SET EXERCISE:
Leave out the pictures and copy the remaining records exactly.

==================================================

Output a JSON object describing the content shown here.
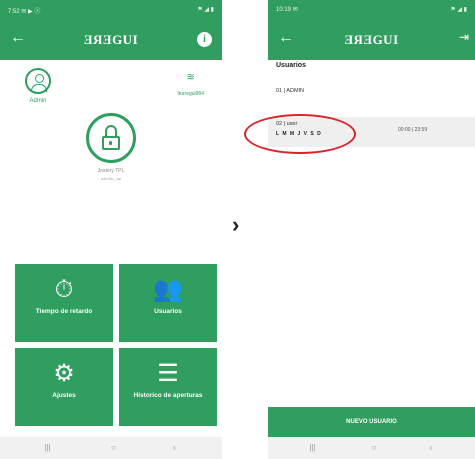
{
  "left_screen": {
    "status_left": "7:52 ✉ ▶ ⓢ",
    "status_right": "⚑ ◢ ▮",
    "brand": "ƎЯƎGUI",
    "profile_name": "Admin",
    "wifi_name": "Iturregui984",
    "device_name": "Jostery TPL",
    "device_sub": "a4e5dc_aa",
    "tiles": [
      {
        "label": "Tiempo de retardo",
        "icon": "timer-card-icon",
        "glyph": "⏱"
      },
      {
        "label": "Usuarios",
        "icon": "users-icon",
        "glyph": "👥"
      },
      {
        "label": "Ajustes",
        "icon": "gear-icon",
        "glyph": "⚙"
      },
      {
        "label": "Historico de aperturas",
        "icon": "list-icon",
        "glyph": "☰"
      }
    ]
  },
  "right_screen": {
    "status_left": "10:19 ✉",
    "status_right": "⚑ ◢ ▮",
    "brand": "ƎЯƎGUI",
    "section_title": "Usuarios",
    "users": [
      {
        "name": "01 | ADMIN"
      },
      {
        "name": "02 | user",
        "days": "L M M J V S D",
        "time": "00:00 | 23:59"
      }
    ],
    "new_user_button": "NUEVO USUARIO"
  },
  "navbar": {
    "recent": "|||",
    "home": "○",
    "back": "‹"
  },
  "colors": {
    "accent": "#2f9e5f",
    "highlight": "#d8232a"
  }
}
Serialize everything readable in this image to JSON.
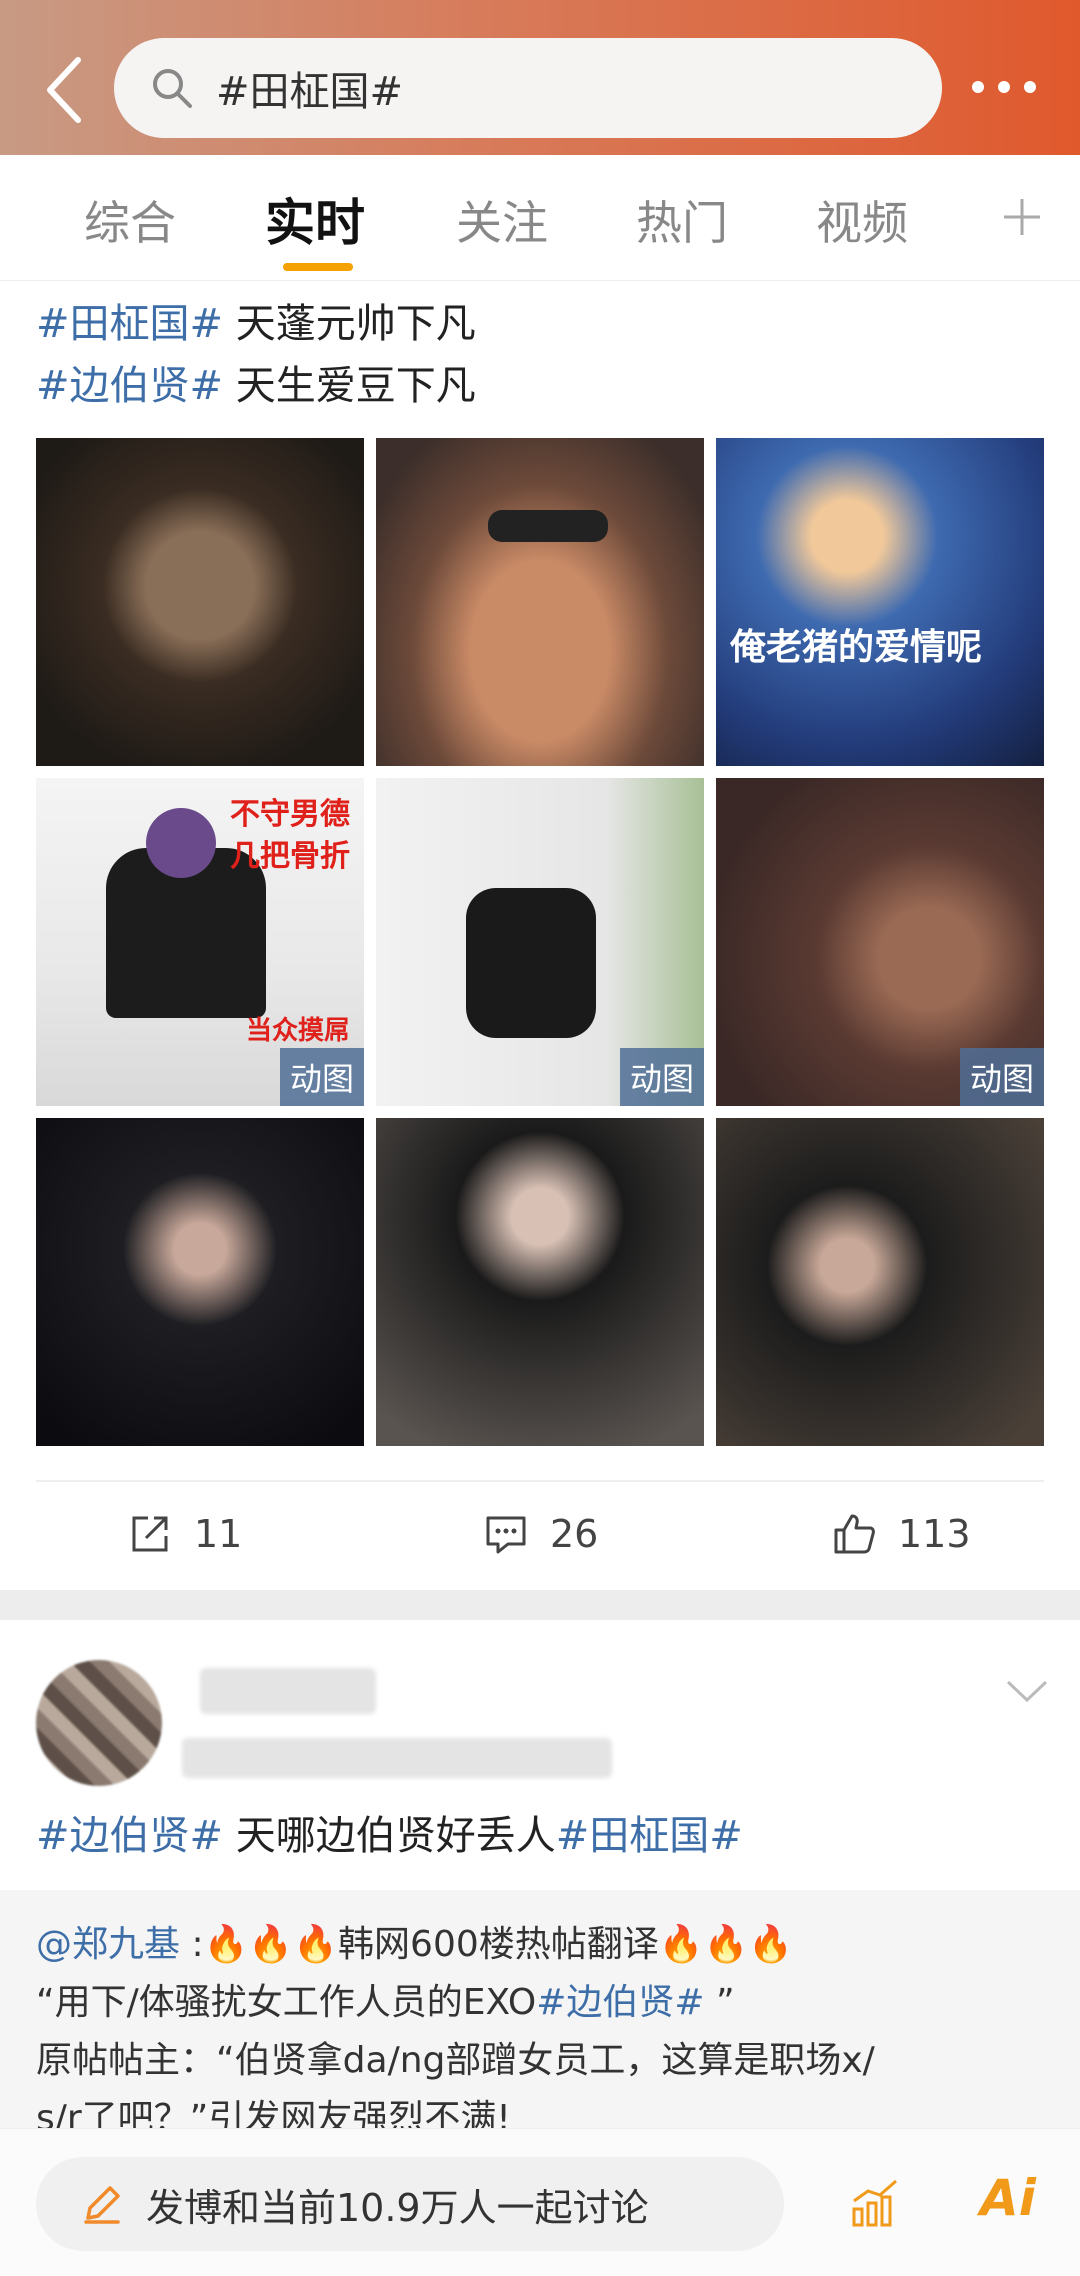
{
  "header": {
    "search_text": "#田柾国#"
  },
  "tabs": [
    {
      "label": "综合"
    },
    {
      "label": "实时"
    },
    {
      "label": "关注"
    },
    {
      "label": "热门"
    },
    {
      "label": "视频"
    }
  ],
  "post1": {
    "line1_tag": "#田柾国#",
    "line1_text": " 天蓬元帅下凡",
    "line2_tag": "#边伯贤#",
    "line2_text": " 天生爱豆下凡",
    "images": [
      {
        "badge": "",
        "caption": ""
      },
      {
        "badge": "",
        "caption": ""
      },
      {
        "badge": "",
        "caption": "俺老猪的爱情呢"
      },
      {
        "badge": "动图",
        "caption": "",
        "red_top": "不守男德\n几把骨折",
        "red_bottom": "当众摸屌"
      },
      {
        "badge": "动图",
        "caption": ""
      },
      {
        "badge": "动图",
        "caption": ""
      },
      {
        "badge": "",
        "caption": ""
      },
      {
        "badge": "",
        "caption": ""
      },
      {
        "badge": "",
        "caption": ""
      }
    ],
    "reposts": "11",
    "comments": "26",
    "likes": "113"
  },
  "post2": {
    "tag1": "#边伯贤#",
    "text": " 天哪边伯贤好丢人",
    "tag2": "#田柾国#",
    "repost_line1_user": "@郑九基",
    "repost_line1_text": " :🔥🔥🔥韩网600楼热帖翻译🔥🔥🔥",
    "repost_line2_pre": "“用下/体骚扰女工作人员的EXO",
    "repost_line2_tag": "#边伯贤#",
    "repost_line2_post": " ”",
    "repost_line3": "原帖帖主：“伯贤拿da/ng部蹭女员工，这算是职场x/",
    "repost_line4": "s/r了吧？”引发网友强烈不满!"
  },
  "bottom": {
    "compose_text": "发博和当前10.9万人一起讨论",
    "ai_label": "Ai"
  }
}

==================================================

SOLUTION TO THE EXERCISE:
Output a JSON object describing the content shown here.
{
  "left_screen": {
    "status_left": "7:52 ✉ ▶ ⓢ",
    "status_right": "⚑ ◢ ▮",
    "brand": "ƎЯƎGUI",
    "profile_name": "Admin",
    "wifi_name": "Iturregui984",
    "device_name": "Jostery TPL",
    "device_sub": "a4e5dc_aa",
    "tiles": [
      {
        "label": "Tiempo de retardo",
        "icon": "timer-card-icon",
        "glyph": "⏱"
      },
      {
        "label": "Usuarios",
        "icon": "users-icon",
        "glyph": "👥"
      },
      {
        "label": "Ajustes",
        "icon": "gear-icon",
        "glyph": "⚙"
      },
      {
        "label": "Historico de aperturas",
        "icon": "list-icon",
        "glyph": "☰"
      }
    ]
  },
  "right_screen": {
    "status_left": "10:19 ✉",
    "status_right": "⚑ ◢ ▮",
    "brand": "ƎЯƎGUI",
    "section_title": "Usuarios",
    "users": [
      {
        "name": "01 | ADMIN"
      },
      {
        "name": "02 | user",
        "days": "L M M J V S D",
        "time": "00:00 | 23:59"
      }
    ],
    "new_user_button": "NUEVO USUARIO"
  },
  "navbar": {
    "recent": "|||",
    "home": "○",
    "back": "‹"
  },
  "colors": {
    "accent": "#2f9e5f",
    "highlight": "#d8232a"
  }
}
Serialize everything readable in this image to JSON.
{
  "header": {
    "search_text": "#田柾国#"
  },
  "tabs": [
    {
      "label": "综合"
    },
    {
      "label": "实时"
    },
    {
      "label": "关注"
    },
    {
      "label": "热门"
    },
    {
      "label": "视频"
    }
  ],
  "post1": {
    "line1_tag": "#田柾国#",
    "line1_text": " 天蓬元帅下凡",
    "line2_tag": "#边伯贤#",
    "line2_text": " 天生爱豆下凡",
    "images": [
      {
        "badge": "",
        "caption": ""
      },
      {
        "badge": "",
        "caption": ""
      },
      {
        "badge": "",
        "caption": "俺老猪的爱情呢"
      },
      {
        "badge": "动图",
        "caption": "",
        "red_top": "不守男德\n几把骨折",
        "red_bottom": "当众摸屌"
      },
      {
        "badge": "动图",
        "caption": ""
      },
      {
        "badge": "动图",
        "caption": ""
      },
      {
        "badge": "",
        "caption": ""
      },
      {
        "badge": "",
        "caption": ""
      },
      {
        "badge": "",
        "caption": ""
      }
    ],
    "reposts": "11",
    "comments": "26",
    "likes": "113"
  },
  "post2": {
    "tag1": "#边伯贤#",
    "text": " 天哪边伯贤好丢人",
    "tag2": "#田柾国#",
    "repost_line1_user": "@郑九基",
    "repost_line1_text": " :🔥🔥🔥韩网600楼热帖翻译🔥🔥🔥",
    "repost_line2_pre": "“用下/体骚扰女工作人员的EXO",
    "repost_line2_tag": "#边伯贤#",
    "repost_line2_post": " ”",
    "repost_line3": "原帖帖主：“伯贤拿da/ng部蹭女员工，这算是职场x/",
    "repost_line4": "s/r了吧？”引发网友强烈不满!"
  },
  "bottom": {
    "compose_text": "发博和当前10.9万人一起讨论",
    "ai_label": "Ai"
  }
}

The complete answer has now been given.